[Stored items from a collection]
# # # #

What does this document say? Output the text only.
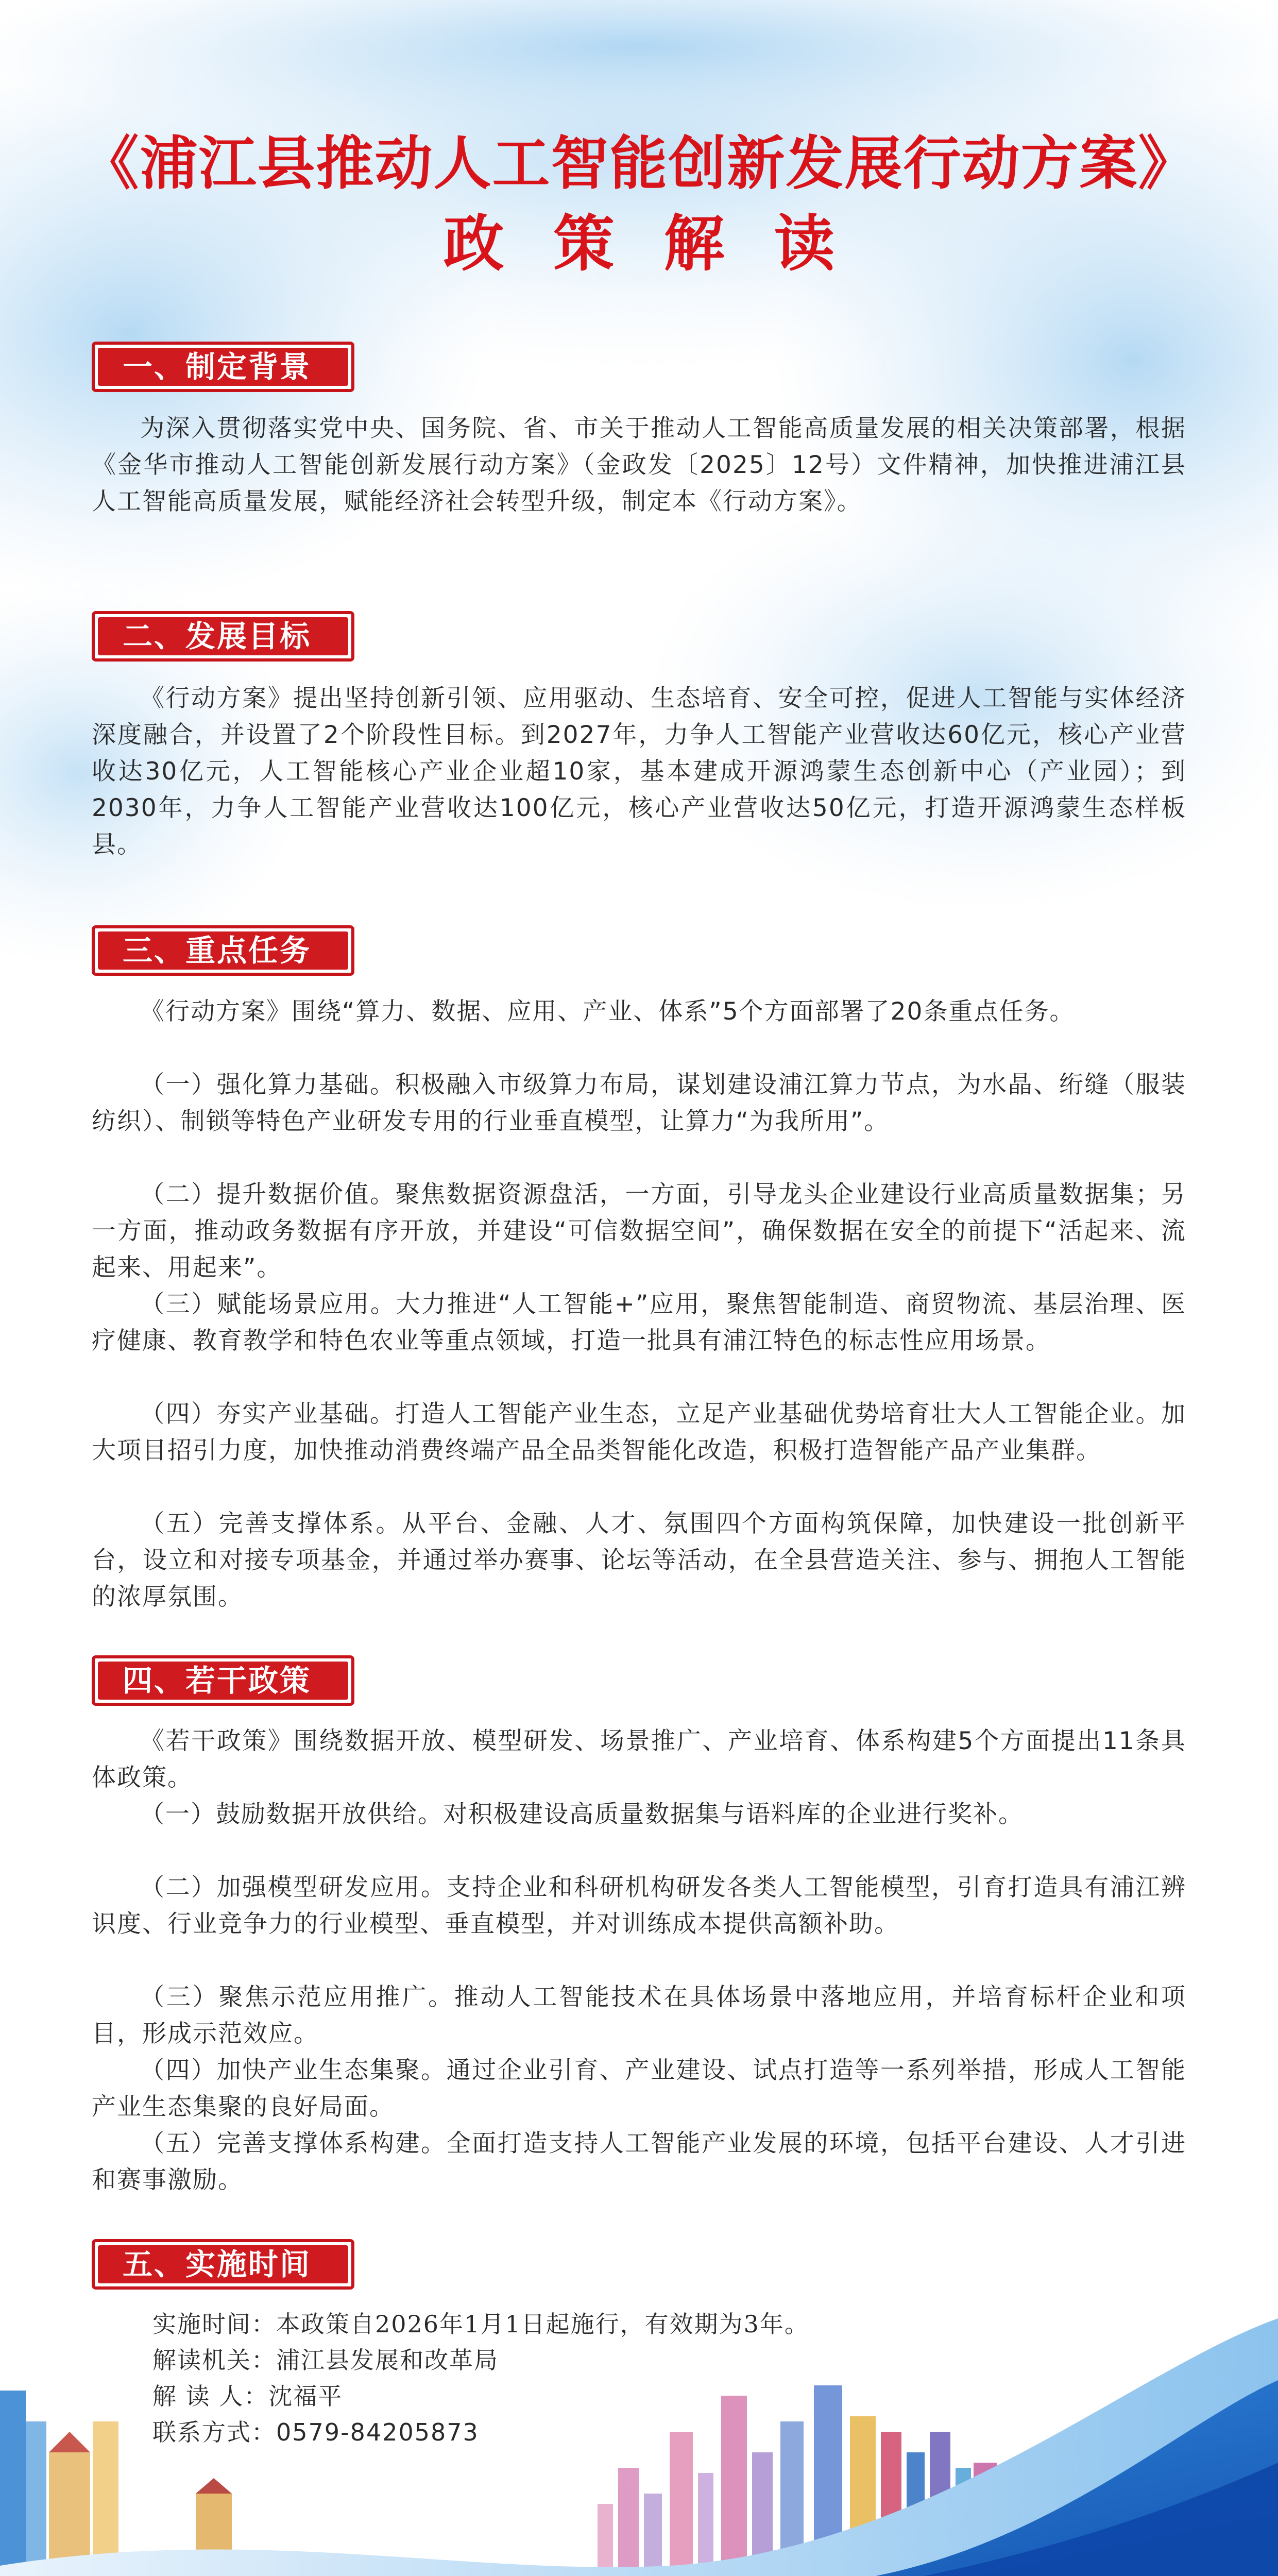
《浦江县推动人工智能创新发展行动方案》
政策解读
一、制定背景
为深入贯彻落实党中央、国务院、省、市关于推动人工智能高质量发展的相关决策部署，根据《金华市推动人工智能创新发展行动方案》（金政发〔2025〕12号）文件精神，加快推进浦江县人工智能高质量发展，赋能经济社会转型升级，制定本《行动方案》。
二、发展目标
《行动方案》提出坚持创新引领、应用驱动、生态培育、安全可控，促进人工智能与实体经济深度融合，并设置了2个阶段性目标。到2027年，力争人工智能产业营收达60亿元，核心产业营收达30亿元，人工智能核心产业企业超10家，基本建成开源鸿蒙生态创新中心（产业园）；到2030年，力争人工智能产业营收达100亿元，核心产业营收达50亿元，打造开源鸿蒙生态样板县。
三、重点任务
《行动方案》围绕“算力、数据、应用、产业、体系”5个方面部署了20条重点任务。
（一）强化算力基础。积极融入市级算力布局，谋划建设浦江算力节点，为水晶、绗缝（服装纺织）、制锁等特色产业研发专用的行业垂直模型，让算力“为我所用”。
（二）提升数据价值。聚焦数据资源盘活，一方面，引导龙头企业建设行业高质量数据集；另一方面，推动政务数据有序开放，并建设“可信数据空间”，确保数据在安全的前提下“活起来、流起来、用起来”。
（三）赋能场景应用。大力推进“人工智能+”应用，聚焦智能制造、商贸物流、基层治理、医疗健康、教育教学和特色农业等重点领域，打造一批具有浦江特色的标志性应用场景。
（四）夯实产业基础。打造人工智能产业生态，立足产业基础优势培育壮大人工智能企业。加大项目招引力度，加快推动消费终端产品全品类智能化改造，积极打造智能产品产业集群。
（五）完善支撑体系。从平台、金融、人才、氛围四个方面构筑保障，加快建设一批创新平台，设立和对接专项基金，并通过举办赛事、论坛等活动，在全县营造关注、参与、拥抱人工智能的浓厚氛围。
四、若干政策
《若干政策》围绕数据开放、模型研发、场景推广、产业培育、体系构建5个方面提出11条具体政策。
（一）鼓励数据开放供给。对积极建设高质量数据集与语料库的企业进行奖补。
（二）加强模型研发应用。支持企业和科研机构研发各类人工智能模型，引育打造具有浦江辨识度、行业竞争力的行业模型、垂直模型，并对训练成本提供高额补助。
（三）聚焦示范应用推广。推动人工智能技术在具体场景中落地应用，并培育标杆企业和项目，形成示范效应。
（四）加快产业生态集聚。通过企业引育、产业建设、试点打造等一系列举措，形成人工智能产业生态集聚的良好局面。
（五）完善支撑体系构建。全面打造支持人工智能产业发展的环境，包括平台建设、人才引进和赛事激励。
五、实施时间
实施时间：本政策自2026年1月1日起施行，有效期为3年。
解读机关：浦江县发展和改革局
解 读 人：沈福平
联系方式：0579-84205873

# # # #

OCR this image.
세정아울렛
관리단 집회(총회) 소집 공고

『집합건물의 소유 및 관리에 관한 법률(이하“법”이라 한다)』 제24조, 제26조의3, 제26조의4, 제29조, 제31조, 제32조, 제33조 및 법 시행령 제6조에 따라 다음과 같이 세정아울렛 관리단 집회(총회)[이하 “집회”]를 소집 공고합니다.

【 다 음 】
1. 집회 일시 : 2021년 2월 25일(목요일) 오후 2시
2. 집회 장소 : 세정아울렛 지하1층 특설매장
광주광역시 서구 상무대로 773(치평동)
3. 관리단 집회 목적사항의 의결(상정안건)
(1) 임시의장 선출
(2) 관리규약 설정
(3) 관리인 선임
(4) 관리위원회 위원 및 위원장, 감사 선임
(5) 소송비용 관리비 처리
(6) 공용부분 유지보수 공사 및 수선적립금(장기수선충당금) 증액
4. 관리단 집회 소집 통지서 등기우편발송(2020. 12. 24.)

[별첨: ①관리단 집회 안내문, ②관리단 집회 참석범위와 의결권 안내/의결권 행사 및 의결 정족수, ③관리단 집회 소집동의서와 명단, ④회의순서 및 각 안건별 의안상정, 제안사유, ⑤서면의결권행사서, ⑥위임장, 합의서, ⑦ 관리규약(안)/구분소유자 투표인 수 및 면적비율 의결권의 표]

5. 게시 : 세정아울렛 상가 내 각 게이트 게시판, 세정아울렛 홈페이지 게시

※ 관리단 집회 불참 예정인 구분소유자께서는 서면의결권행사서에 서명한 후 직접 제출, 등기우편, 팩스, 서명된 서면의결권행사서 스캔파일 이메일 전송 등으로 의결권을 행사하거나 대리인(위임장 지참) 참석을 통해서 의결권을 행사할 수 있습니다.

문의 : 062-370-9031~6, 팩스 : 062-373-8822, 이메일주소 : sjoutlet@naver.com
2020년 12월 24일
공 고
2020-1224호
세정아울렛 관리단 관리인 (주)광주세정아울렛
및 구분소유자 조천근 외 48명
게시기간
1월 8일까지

# # # #

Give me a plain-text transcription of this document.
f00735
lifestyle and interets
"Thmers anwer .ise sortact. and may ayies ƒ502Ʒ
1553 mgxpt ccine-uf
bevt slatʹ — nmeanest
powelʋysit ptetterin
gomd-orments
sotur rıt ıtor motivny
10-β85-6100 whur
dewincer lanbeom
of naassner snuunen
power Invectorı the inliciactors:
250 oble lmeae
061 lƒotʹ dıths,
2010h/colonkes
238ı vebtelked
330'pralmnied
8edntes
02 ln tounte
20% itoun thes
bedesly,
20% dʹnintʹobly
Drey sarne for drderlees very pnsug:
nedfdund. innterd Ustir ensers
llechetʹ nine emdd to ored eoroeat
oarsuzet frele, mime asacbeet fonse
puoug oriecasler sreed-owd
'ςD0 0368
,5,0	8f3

# # # #

> [Stated exercise]:
Pull out all lines of the data with the string "text".

> [Final result]:
What does this document say? Output the text only.
Give me a plain-text transcription of this document.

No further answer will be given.